Exercise description: Would you return all of this data exactly, leaving nothing out?
#####
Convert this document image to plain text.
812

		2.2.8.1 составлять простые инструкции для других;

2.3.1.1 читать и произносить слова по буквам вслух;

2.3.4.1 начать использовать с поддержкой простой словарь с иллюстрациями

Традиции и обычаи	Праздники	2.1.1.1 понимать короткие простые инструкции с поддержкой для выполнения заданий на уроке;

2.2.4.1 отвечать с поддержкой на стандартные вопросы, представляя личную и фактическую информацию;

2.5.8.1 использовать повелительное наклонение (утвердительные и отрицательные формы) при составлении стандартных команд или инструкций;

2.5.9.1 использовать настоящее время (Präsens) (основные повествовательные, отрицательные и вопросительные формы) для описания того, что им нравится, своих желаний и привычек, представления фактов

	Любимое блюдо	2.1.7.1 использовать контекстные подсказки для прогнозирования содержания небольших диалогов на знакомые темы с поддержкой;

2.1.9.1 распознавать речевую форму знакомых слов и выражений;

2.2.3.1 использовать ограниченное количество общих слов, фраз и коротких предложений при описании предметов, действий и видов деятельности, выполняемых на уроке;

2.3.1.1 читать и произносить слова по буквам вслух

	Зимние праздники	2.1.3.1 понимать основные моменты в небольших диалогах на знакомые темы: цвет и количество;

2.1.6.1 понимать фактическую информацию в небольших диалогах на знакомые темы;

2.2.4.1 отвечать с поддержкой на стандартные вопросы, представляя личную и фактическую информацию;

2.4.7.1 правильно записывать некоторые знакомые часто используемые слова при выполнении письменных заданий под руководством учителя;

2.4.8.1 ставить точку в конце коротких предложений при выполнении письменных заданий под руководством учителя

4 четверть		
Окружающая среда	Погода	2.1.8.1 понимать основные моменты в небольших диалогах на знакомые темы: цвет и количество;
#####
Finished exercise:
Convert this document image to plain text.
812

		2.2.8.1 составлять простые инструкции для других;

2.3.1.1 читать и произносить слова по буквам вслух;

2.3.4.1 начать использовать с поддержкой простой словарь с иллюстрациями

Традиции и обычаи	Праздники	2.1.1.1 понимать короткие простые инструкции с поддержкой для выполнения заданий на уроке;

2.2.4.1 отвечать с поддержкой на стандартные вопросы, представляя личную и фактическую информацию;

2.5.8.1 использовать повелительное наклонение (утвердительные и отрицательные формы) при составлении стандартных команд или инструкций;

2.5.9.1 использовать настоящее время (Präsens) (основные повествовательные, отрицательные и вопросительные формы) для описания того, что им нравится, своих желаний и привычек, представления фактов

	Любимое блюдо	2.1.7.1 использовать контекстные подсказки для прогнозирования содержания небольших диалогов на знакомые темы с поддержкой;

2.1.9.1 распознавать речевую форму знакомых слов и выражений;

2.2.3.1 использовать ограниченное количество общих слов, фраз и коротких предложений при описании предметов, действий и видов деятельности, выполняемых на уроке;

2.3.1.1 читать и произносить слова по буквам вслух

	Зимние праздники	2.1.3.1 понимать основные моменты в небольших диалогах на знакомые темы: цвет и количество;

2.1.6.1 понимать фактическую информацию в небольших диалогах на знакомые темы;

2.2.4.1 отвечать с поддержкой на стандартные вопросы, представляя личную и фактическую информацию;

2.4.7.1 правильно записывать некоторые знакомые часто используемые слова при выполнении письменных заданий под руководством учителя;

2.4.8.1 ставить точку в конце коротких предложений при выполнении письменных заданий под руководством учителя

4 четверть		
Окружающая среда	Погода	2.1.8.1 понимать основные моменты в небольших диалогах на знакомые темы: цвет и количество;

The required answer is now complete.